Required task:
Go through the material and pull out every line with the string "Abel" in it.

Data supplied:
--------

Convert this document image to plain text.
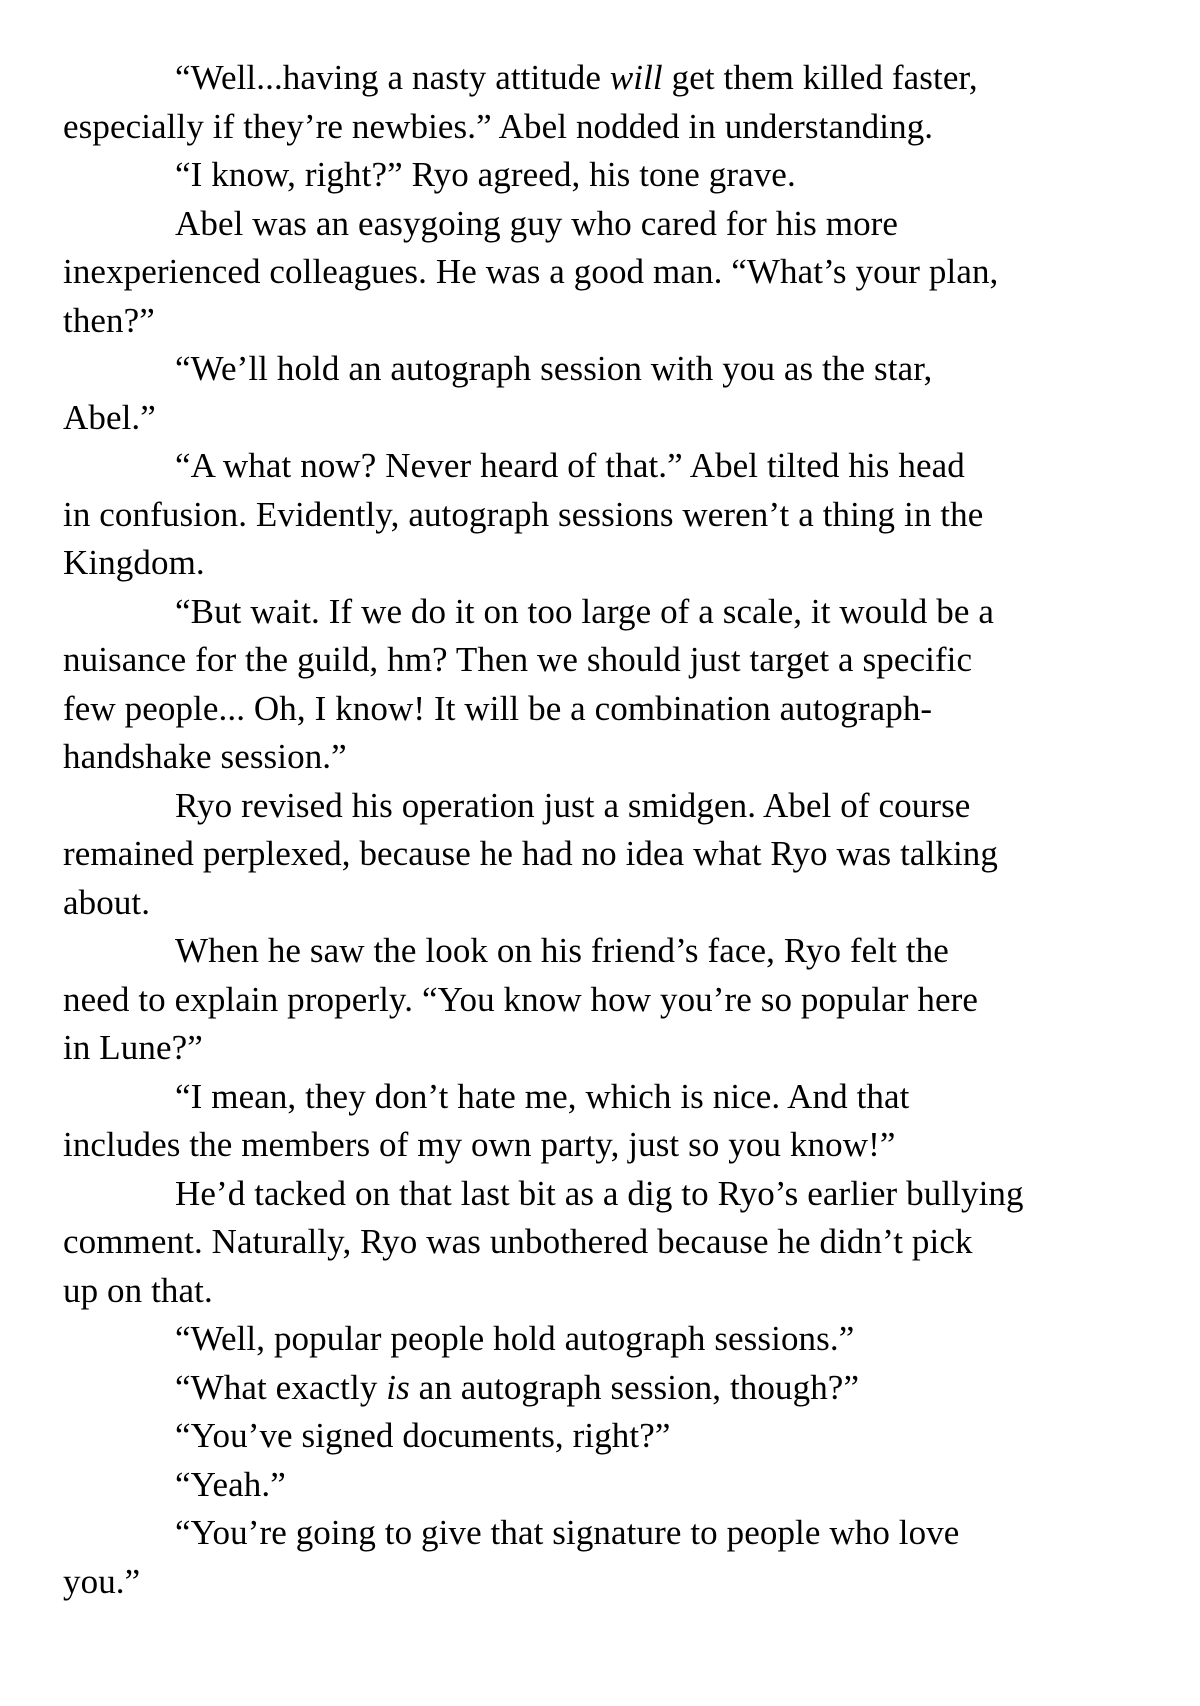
“Well...having a nasty attitude will get them killed faster,
especially if they’re newbies.” Abel nodded in understanding.

“I know, right?” Ryo agreed, his tone grave.

Abel was an easygoing guy who cared for his more
inexperienced colleagues. He was a good man. “What’s your plan,
then?”

“We’ll hold an autograph session with you as the star,
Abel.”

“A what now? Never heard of that.” Abel tilted his head
in confusion. Evidently, autograph sessions weren’t a thing in the
Kingdom.

“But wait. If we do it on too large of a scale, it would be a
nuisance for the guild, hm? Then we should just target a specific
few people... Oh, I know! It will be a combination autograph-
handshake session.”

Ryo revised his operation just a smidgen. Abel of course
remained perplexed, because he had no idea what Ryo was talking
about.

When he saw the look on his friend’s face, Ryo felt the
need to explain properly. “You know how you’re so popular here
in Lune?”

“I mean, they don’t hate me, which is nice. And that
includes the members of my own party, just so you know!”

He’d tacked on that last bit as a dig to Ryo’s earlier bullying
comment. Naturally, Ryo was unbothered because he didn’t pick
up on that.

“Well, popular people hold autograph sessions.”

“What exactly is an autograph session, though?”

“You’ve signed documents, right?”

“Yeah.”

“You’re going to give that signature to people who love
you.”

--------

Output of the task:
especially if they’re newbies.” Abel nodded in understanding.
Abel was an easygoing guy who cared for his more
Abel.”
“A what now? Never heard of that.” Abel tilted his head
Ryo revised his operation just a smidgen. Abel of course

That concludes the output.